Dataset entries:
-- start --
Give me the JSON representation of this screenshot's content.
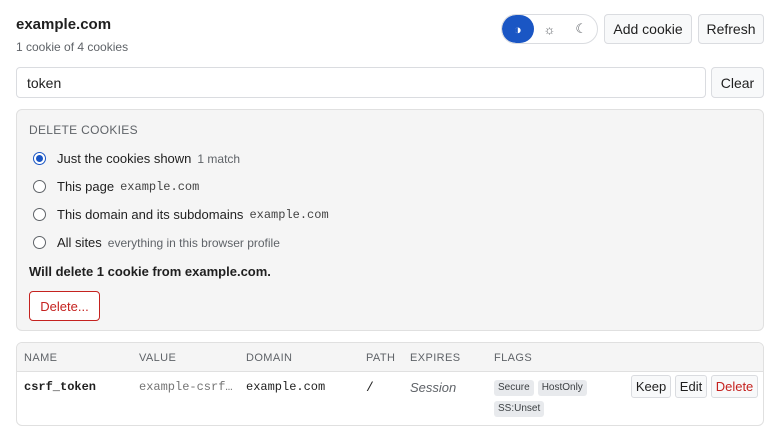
{
  "header": {
    "site": "example.com",
    "subtitle": "1 cookie of 4 cookies"
  },
  "theme_toggle": {
    "options": [
      {
        "icon": "contrast-icon",
        "glyph": "◑",
        "active": true
      },
      {
        "icon": "sun-icon",
        "glyph": "☼",
        "active": false
      },
      {
        "icon": "moon-icon",
        "glyph": "☾",
        "active": false
      }
    ]
  },
  "toolbar": {
    "add_label": "Add cookie",
    "refresh_label": "Refresh"
  },
  "filter": {
    "value": "token",
    "clear_label": "Clear"
  },
  "delete_panel": {
    "title": "DELETE COOKIES",
    "options": [
      {
        "label": "Just the cookies shown",
        "hint": "1 match",
        "mono": "",
        "checked": true
      },
      {
        "label": "This page",
        "hint": "",
        "mono": "example.com",
        "checked": false
      },
      {
        "label": "This domain and its subdomains",
        "hint": "",
        "mono": "example.com",
        "checked": false
      },
      {
        "label": "All sites",
        "hint": "everything in this browser profile",
        "mono": "",
        "checked": false
      }
    ],
    "summary": "Will delete 1 cookie from example.com.",
    "delete_label": "Delete..."
  },
  "table": {
    "columns": [
      "NAME",
      "VALUE",
      "DOMAIN",
      "PATH",
      "EXPIRES",
      "FLAGS"
    ],
    "rows": [
      {
        "name": "csrf_token",
        "value": "example-csrf…",
        "domain": "example.com",
        "path": "/",
        "expires": "Session",
        "flags": [
          "Secure",
          "HostOnly",
          "SS:Unset"
        ],
        "actions": {
          "keep": "Keep",
          "edit": "Edit",
          "delete": "Delete"
        }
      }
    ]
  },
  "colors": {
    "accent": "#1a56c4",
    "danger": "#c5221f"
  }
}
-- end --
Reproduce the data word for word, excluding its pictures.

Give me the JSON representation of this screenshot's content.
{
  "header": {
    "site": "example.com",
    "subtitle": "1 cookie of 4 cookies"
  },
  "theme_toggle": {
    "options": [
      {
        "icon": "contrast-icon",
        "glyph": "◑",
        "active": true
      },
      {
        "icon": "sun-icon",
        "glyph": "☼",
        "active": false
      },
      {
        "icon": "moon-icon",
        "glyph": "☾",
        "active": false
      }
    ]
  },
  "toolbar": {
    "add_label": "Add cookie",
    "refresh_label": "Refresh"
  },
  "filter": {
    "value": "token",
    "clear_label": "Clear"
  },
  "delete_panel": {
    "title": "DELETE COOKIES",
    "options": [
      {
        "label": "Just the cookies shown",
        "hint": "1 match",
        "mono": "",
        "checked": true
      },
      {
        "label": "This page",
        "hint": "",
        "mono": "example.com",
        "checked": false
      },
      {
        "label": "This domain and its subdomains",
        "hint": "",
        "mono": "example.com",
        "checked": false
      },
      {
        "label": "All sites",
        "hint": "everything in this browser profile",
        "mono": "",
        "checked": false
      }
    ],
    "summary": "Will delete 1 cookie from example.com.",
    "delete_label": "Delete..."
  },
  "table": {
    "columns": [
      "NAME",
      "VALUE",
      "DOMAIN",
      "PATH",
      "EXPIRES",
      "FLAGS"
    ],
    "rows": [
      {
        "name": "csrf_token",
        "value": "example-csrf…",
        "domain": "example.com",
        "path": "/",
        "expires": "Session",
        "flags": [
          "Secure",
          "HostOnly",
          "SS:Unset"
        ],
        "actions": {
          "keep": "Keep",
          "edit": "Edit",
          "delete": "Delete"
        }
      }
    ]
  },
  "colors": {
    "accent": "#1a56c4",
    "danger": "#c5221f"
  }
}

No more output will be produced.